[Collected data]

* begin *

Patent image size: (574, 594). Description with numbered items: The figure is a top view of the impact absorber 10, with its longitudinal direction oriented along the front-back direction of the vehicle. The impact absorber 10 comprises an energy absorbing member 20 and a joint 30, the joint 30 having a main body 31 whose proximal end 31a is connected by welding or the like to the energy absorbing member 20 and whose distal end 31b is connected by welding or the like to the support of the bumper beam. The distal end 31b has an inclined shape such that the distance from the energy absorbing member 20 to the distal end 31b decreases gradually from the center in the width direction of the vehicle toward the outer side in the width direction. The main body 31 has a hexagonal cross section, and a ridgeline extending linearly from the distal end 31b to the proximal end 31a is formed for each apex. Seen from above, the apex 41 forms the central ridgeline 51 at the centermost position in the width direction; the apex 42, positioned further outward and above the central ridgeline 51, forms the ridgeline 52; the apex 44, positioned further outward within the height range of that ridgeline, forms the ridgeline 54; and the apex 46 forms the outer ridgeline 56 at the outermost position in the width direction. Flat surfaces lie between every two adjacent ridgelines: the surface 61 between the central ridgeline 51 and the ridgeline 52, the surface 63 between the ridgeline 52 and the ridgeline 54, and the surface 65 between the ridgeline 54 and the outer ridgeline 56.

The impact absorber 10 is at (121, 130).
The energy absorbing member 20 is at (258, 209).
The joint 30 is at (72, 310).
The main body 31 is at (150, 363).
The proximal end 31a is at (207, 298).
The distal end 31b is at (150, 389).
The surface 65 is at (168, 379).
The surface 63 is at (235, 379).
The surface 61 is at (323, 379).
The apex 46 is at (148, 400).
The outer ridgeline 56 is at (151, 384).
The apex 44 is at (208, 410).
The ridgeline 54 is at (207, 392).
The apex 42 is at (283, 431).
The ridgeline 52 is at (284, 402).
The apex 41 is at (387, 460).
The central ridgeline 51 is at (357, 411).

* end *

Rewrite each line of the data above as a string in a JSON list, one string per line, leaving out blank lines.

[
  "Patent image size: (574, 594). Description with numbered items: The figure is a top view of the impact absorber 10, with its longitudinal direction oriented along the front-back direction of the vehicle. The impact absorber 10 comprises an energy absorbing member 20 and a joint 30, the joint 30 having a main body 31 whose proximal end 31a is connected by welding or the like to the energy absorbing member 20 and whose distal end 31b is connected by welding or the like to the support of the bumper beam. The distal end 31b has an inclined shape such that the distance from the energy absorbing member 20 to the distal end 31b decreases gradually from the center in the width direction of the vehicle toward the outer side in the width direction. The main body 31 has a hexagonal cross section, and a ridgeline extending linearly from the distal end 31b to the proximal end 31a is formed for each apex. Seen from above, the apex 41 forms the central ridgeline 51 at the centermost position in the width direction; the apex 42, positioned further outward and above the central ridgeline 51, forms the ridgeline 52; the apex 44, positioned further outward within the height range of that ridgeline, forms the ridgeline 54; and the apex 46 forms the outer ridgeline 56 at the outermost position in the width direction. Flat surfaces lie between every two adjacent ridgelines: the surface 61 between the central ridgeline 51 and the ridgeline 52, the surface 63 between the ridgeline 52 and the ridgeline 54, and the surface 65 between the ridgeline 54 and the outer ridgeline 56.",
  "The impact absorber 10 is at (121, 130).",
  "The energy absorbing member 20 is at (258, 209).",
  "The joint 30 is at (72, 310).",
  "The main body 31 is at (150, 363).",
  "The proximal end 31a is at (207, 298).",
  "The distal end 31b is at (150, 389).",
  "The surface 65 is at (168, 379).",
  "The surface 63 is at (235, 379).",
  "The surface 61 is at (323, 379).",
  "The apex 46 is at (148, 400).",
  "The outer ridgeline 56 is at (151, 384).",
  "The apex 44 is at (208, 410).",
  "The ridgeline 54 is at (207, 392).",
  "The apex 42 is at (283, 431).",
  "The ridgeline 52 is at (284, 402).",
  "The apex 41 is at (387, 460).",
  "The central ridgeline 51 is at (357, 411)."
]